Problem:
Copy every line from the records below that holds the word "LTVKGNVVRQQFT".

### Exercise inputs ###

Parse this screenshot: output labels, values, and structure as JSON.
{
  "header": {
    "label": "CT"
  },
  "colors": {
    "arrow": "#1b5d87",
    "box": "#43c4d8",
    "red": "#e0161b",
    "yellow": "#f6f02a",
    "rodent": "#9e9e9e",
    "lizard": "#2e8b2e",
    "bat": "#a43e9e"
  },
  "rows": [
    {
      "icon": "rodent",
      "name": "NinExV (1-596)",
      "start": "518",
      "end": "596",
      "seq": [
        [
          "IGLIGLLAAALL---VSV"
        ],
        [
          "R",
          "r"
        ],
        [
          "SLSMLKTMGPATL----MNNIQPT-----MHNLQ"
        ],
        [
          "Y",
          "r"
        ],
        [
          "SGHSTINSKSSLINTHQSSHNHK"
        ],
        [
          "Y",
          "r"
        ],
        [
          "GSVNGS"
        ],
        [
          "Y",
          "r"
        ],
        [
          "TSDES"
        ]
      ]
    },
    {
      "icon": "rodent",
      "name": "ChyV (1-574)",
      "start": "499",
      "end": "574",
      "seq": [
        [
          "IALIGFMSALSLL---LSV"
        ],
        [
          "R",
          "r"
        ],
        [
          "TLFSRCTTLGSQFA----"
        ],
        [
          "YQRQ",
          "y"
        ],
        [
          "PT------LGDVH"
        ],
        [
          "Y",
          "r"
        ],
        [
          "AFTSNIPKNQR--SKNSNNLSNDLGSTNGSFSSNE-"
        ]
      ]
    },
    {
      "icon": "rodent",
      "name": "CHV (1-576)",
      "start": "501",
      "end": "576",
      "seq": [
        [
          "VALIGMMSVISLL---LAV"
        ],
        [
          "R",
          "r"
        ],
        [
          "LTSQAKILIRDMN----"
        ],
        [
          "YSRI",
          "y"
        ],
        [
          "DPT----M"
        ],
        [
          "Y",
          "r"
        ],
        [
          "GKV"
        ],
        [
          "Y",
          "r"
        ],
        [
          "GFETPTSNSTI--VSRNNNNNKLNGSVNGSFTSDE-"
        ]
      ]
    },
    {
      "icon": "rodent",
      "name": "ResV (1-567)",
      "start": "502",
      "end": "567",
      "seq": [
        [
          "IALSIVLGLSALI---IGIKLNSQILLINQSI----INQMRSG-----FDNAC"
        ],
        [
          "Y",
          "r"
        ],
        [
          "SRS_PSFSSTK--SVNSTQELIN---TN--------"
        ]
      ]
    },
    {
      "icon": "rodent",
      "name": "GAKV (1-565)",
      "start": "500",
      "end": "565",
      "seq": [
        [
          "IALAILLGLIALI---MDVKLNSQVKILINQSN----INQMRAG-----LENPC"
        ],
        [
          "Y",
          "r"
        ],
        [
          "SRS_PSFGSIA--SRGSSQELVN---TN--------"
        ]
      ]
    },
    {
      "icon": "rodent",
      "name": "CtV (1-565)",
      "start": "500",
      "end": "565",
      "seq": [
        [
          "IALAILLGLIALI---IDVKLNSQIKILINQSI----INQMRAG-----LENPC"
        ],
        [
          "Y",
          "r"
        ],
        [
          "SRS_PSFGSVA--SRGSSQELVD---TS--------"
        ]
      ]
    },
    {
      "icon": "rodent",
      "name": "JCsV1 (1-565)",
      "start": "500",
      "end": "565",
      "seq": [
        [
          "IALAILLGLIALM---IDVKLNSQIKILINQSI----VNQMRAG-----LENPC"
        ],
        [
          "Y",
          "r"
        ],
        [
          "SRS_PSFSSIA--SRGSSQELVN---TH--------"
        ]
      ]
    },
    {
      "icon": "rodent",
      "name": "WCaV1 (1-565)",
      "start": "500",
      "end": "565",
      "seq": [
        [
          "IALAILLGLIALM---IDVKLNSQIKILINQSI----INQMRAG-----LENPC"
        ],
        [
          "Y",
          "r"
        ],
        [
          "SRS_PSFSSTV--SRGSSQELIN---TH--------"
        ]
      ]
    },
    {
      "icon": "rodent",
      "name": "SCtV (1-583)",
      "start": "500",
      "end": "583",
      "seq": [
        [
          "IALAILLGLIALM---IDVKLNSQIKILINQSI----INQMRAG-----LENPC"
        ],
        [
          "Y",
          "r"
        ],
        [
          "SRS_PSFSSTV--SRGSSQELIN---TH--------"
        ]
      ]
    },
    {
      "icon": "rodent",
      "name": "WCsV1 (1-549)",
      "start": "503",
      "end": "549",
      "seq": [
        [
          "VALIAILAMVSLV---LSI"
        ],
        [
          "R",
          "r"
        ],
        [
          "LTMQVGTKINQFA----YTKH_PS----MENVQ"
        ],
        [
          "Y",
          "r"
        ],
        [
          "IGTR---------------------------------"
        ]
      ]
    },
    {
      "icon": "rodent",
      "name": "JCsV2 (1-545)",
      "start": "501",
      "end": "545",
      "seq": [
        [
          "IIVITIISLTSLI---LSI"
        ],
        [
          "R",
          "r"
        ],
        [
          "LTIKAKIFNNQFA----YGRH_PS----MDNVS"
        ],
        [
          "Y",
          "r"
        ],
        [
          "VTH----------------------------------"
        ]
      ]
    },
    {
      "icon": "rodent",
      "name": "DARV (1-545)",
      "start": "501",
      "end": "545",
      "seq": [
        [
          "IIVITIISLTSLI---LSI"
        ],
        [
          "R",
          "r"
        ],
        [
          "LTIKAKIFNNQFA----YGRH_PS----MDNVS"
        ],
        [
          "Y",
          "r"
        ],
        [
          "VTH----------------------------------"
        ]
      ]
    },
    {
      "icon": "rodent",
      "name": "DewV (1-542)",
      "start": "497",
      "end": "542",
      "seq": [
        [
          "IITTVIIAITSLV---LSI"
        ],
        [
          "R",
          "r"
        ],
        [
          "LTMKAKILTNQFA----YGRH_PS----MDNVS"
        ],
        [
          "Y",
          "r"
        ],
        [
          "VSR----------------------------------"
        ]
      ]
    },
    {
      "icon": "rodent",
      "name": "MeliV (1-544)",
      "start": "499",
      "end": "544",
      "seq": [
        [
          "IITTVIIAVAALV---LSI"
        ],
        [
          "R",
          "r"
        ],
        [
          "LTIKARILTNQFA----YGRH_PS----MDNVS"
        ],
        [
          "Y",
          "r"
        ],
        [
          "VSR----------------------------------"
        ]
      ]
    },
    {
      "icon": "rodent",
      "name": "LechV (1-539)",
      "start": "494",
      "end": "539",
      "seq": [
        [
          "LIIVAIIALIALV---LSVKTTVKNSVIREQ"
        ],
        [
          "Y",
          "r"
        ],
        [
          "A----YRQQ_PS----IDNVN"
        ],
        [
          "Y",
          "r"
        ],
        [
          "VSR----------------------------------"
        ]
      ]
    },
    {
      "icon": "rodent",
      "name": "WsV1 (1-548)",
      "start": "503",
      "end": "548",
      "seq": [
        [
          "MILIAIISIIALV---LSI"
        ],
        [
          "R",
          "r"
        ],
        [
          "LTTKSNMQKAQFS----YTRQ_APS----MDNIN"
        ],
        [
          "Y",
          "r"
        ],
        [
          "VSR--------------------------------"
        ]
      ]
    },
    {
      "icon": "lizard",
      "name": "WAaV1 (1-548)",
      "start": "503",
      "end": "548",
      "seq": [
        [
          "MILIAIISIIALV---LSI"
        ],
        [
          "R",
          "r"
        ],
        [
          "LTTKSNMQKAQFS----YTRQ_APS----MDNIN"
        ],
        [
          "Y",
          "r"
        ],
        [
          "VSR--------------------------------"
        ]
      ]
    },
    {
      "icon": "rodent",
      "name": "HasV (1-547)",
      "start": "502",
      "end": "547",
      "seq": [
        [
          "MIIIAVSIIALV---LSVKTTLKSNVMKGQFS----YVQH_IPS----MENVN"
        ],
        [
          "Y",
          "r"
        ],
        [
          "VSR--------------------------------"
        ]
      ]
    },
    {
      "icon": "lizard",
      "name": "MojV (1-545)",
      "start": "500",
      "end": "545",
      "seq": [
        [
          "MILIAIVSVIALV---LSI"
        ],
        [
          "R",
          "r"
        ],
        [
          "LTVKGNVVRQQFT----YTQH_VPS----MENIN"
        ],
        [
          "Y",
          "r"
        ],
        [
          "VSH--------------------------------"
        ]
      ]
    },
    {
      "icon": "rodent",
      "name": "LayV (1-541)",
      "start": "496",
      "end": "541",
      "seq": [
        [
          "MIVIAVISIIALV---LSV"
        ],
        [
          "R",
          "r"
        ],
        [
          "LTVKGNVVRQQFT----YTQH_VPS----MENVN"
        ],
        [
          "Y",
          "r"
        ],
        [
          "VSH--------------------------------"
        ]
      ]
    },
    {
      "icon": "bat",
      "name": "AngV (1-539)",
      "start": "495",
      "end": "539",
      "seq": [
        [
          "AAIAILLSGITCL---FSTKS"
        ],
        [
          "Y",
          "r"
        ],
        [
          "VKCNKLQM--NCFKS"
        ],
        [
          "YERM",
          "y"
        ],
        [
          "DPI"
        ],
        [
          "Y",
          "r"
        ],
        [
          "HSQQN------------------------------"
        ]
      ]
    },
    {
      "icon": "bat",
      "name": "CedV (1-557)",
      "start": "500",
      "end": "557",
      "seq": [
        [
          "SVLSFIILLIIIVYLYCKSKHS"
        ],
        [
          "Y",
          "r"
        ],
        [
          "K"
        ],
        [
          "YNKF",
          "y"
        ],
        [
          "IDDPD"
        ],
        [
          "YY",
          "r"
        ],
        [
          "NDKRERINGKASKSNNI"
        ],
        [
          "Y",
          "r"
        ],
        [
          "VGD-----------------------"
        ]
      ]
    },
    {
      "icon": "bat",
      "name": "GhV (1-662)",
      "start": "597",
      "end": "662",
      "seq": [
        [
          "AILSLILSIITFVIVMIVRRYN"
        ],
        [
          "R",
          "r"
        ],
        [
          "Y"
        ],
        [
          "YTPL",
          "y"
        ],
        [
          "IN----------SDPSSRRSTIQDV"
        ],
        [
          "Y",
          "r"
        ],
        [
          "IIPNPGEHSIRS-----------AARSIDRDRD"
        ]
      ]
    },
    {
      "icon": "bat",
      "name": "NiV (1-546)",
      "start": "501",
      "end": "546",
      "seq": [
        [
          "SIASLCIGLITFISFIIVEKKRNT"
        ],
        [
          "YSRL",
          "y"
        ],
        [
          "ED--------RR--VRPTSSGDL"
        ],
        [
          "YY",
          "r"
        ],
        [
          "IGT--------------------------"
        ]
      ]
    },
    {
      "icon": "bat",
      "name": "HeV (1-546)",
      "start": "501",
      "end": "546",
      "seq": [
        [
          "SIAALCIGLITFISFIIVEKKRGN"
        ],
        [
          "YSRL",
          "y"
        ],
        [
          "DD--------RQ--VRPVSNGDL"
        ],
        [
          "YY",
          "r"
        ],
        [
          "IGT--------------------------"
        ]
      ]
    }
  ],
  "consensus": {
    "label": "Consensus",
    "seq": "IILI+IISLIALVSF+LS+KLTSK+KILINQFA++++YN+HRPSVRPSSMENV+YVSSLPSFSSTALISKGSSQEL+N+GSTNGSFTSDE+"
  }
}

###

Answer to the task:
          "LTVKGNVVRQQFT----YTQH_VPS----MENIN"
          "LTVKGNVVRQQFT----YTQH_VPS----MENVN"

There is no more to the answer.